## Task statement
Below are the records; copy each line in them that holds the word "roots".

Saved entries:
"""
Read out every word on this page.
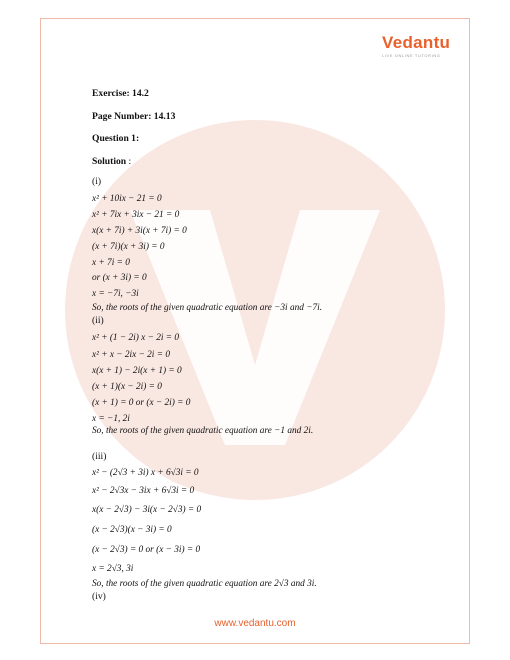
Vedantu
LIVE ONLINE TUTORING
Exercise: 14.2
Page Number: 14.13
Question 1:
Solution :
(i)
x² + 10ix − 21 = 0
x² + 7ix + 3ix − 21 = 0
x(x + 7i) + 3i(x + 7i) = 0
(x + 7i)(x + 3i) = 0
x + 7i = 0
or (x + 3i) = 0
x = −7i, −3i
So, the roots of the given quadratic equation are −3i and −7i.
(ii)
x² + (1 − 2i) x − 2i = 0
x² + x − 2ix − 2i = 0
x(x + 1) − 2i(x + 1) = 0
(x + 1)(x − 2i) = 0
(x + 1) = 0 or (x − 2i) = 0
x = −1, 2i
So, the roots of the given quadratic equation are −1 and 2i.
(iii)
x² − (2√3 + 3i) x + 6√3i = 0
x² − 2√3x − 3ix + 6√3i = 0
x(x − 2√3) − 3i(x − 2√3) = 0
(x − 2√3)(x − 3i) = 0
(x − 2√3) = 0 or (x − 3i) = 0
x = 2√3, 3i
So, the roots of the given quadratic equation are 2√3 and 3i.
(iv)
www.vedantu.com
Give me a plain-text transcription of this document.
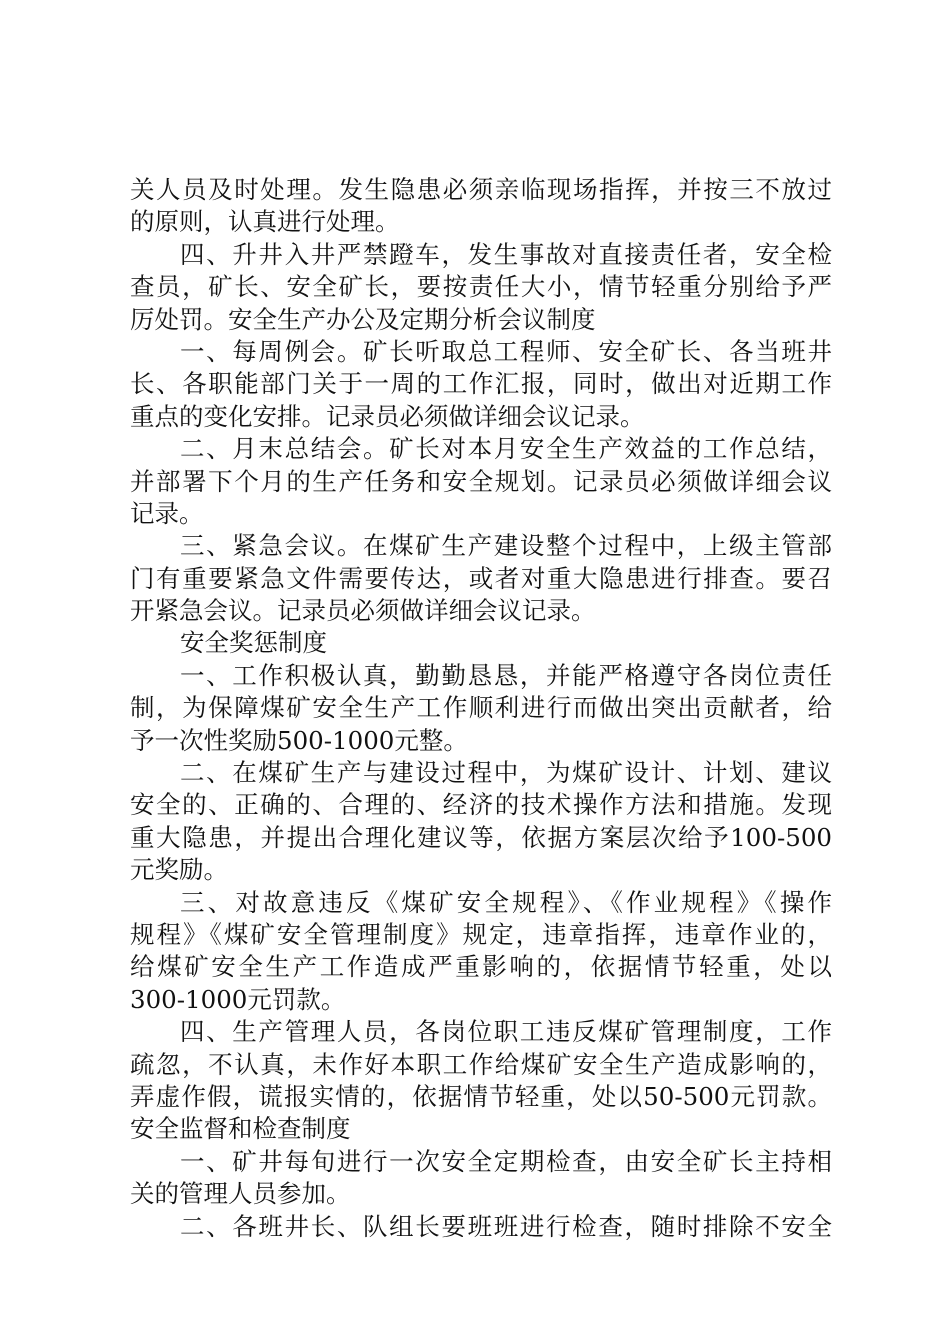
关人员及时处理。发生隐患必须亲临现场指挥，并按三不放过
的原则，认真进行处理。
四、升井入井严禁蹬车，发生事故对直接责任者，安全检
查员，矿长、安全矿长，要按责任大小，情节轻重分别给予严
厉处罚。安全生产办公及定期分析会议制度
一、每周例会。矿长听取总工程师、安全矿长、各当班井
长、各职能部门关于一周的工作汇报，同时，做出对近期工作
重点的变化安排。记录员必须做详细会议记录。
二、月末总结会。矿长对本月安全生产效益的工作总结，
并部署下个月的生产任务和安全规划。记录员必须做详细会议
记录。
三、紧急会议。在煤矿生产建设整个过程中，上级主管部
门有重要紧急文件需要传达，或者对重大隐患进行排查。要召
开紧急会议。记录员必须做详细会议记录。
安全奖惩制度
一、工作积极认真，勤勤恳恳，并能严格遵守各岗位责任
制，为保障煤矿安全生产工作顺利进行而做出突出贡献者，给
予一次性奖励500-1000元整。
二、在煤矿生产与建设过程中，为煤矿设计、计划、建议
安全的、正确的、合理的、经济的技术操作方法和措施。发现
重大隐患，并提出合理化建议等，依据方案层次给予100-500
元奖励。
三、对故意违反《煤矿安全规程》、《作业规程》《操作
规程》《煤矿安全管理制度》规定，违章指挥，违章作业的，
给煤矿安全生产工作造成严重影响的，依据情节轻重，处以
300-1000元罚款。
四、生产管理人员，各岗位职工违反煤矿管理制度，工作
疏忽，不认真，未作好本职工作给煤矿安全生产造成影响的，
弄虚作假，谎报实情的，依据情节轻重，处以50-500元罚款。
安全监督和检查制度
一、矿井每旬进行一次安全定期检查，由安全矿长主持相
关的管理人员参加。
二、各班井长、队组长要班班进行检查，随时排除不安全
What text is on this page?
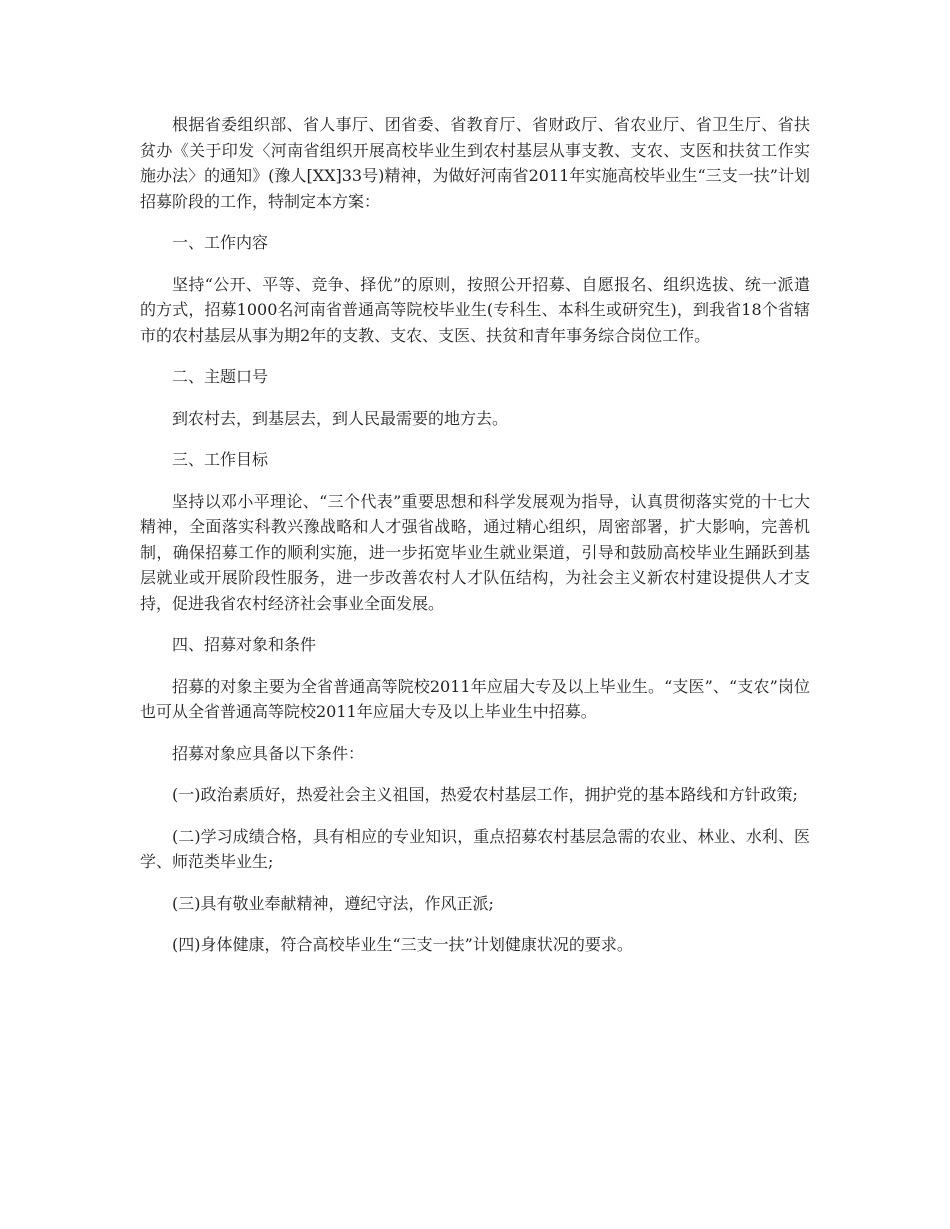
根据省委组织部、省人事厅、团省委、省教育厅、省财政厅、省农业厅、省卫生厅、省扶贫办《关于印发〈河南省组织开展高校毕业生到农村基层从事支教、支农、支医和扶贫工作实施办法〉的通知》(豫人[XX]33号)精神，为做好河南省2011年实施高校毕业生“三支一扶”计划招募阶段的工作，特制定本方案：

一、工作内容

坚持“公开、平等、竞争、择优”的原则，按照公开招募、自愿报名、组织选拔、统一派遣的方式，招募1000名河南省普通高等院校毕业生(专科生、本科生或研究生)，到我省18个省辖市的农村基层从事为期2年的支教、支农、支医、扶贫和青年事务综合岗位工作。

二、主题口号

到农村去，到基层去，到人民最需要的地方去。

三、工作目标

坚持以邓小平理论、“三个代表”重要思想和科学发展观为指导，认真贯彻落实党的十七大精神，全面落实科教兴豫战略和人才强省战略，通过精心组织，周密部署，扩大影响，完善机制，确保招募工作的顺利实施，进一步拓宽毕业生就业渠道，引导和鼓励高校毕业生踊跃到基层就业或开展阶段性服务，进一步改善农村人才队伍结构，为社会主义新农村建设提供人才支持，促进我省农村经济社会事业全面发展。

四、招募对象和条件

招募的对象主要为全省普通高等院校2011年应届大专及以上毕业生。“支医”、“支农”岗位也可从全省普通高等院校2011年应届大专及以上毕业生中招募。

招募对象应具备以下条件：

(一)政治素质好，热爱社会主义祖国，热爱农村基层工作，拥护党的基本路线和方针政策;

(二)学习成绩合格，具有相应的专业知识，重点招募农村基层急需的农业、林业、水利、医学、师范类毕业生;

(三)具有敬业奉献精神，遵纪守法，作风正派;

(四)身体健康，符合高校毕业生“三支一扶”计划健康状况的要求。
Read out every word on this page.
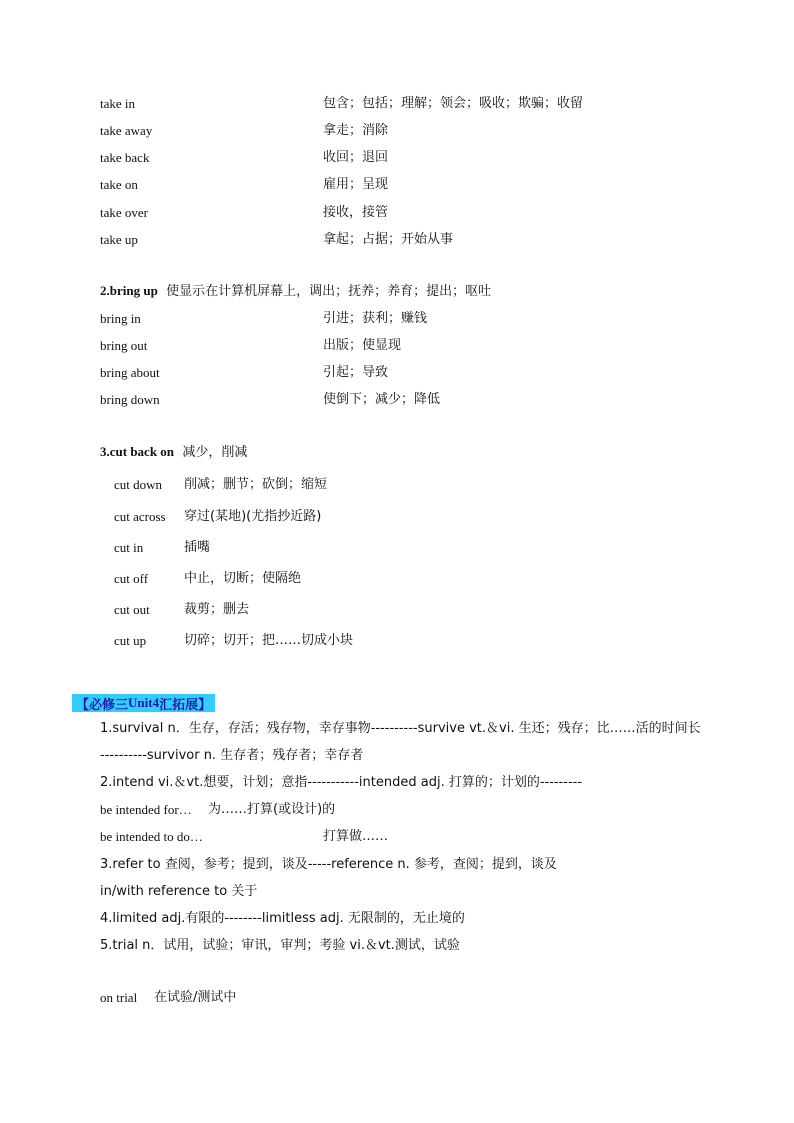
take in	包含；包括；理解；领会；吸收；欺骗；收留
take away	拿走；消除
take back	收回；退回
take on	雇用；呈现
take over	接收，接管
take up	拿起；占据；开始从事
2.bring up 使显示在计算机屏幕上，调出；抚养；养育；提出；呕吐
bring in	引进；获利；赚钱
bring out	出版；使显现
bring about	引起；导致
bring down	使倒下；减少；降低
3.cut back on 减少，削减
cut down 削减；删节；砍倒；缩短
cut across 穿过(某地)(尤指抄近路)
cut in	插嘴
cut off	中止，切断；使隔绝
cut out	裁剪；删去
cut up	切碎；切开；把……切成小块
【 必修三 Unit4 汇拓展 】
1.survival n．生存，存活；残存物，幸存事物----------survive vt.＆vi. 生还；残存；比……活的时间长
----------survivor n. 生存者；残存者；幸存者
2.intend vi.＆vt.想要，计划；意指-----------intended adj. 打算的；计划的---------
be intended for… 为……打算(或设计)的
be intended to do…	打算做……
3.refer to 查阅，参考；提到，谈及-----reference n. 参考，查阅；提到，谈及
in/with reference to 关于
4.limited adj.有限的--------limitless adj. 无限制的，无止境的
5.trial n．试用，试验；审讯，审判；考验 vi.＆vt.测试，试验
on trial 在试验/测试中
"""
## Answer for this exercise
So, the roots of the given quadratic equation are −3i and −7i.
So, the roots of the given quadratic equation are −1 and 2i.
So, the roots of the given quadratic equation are 2√3 and 3i.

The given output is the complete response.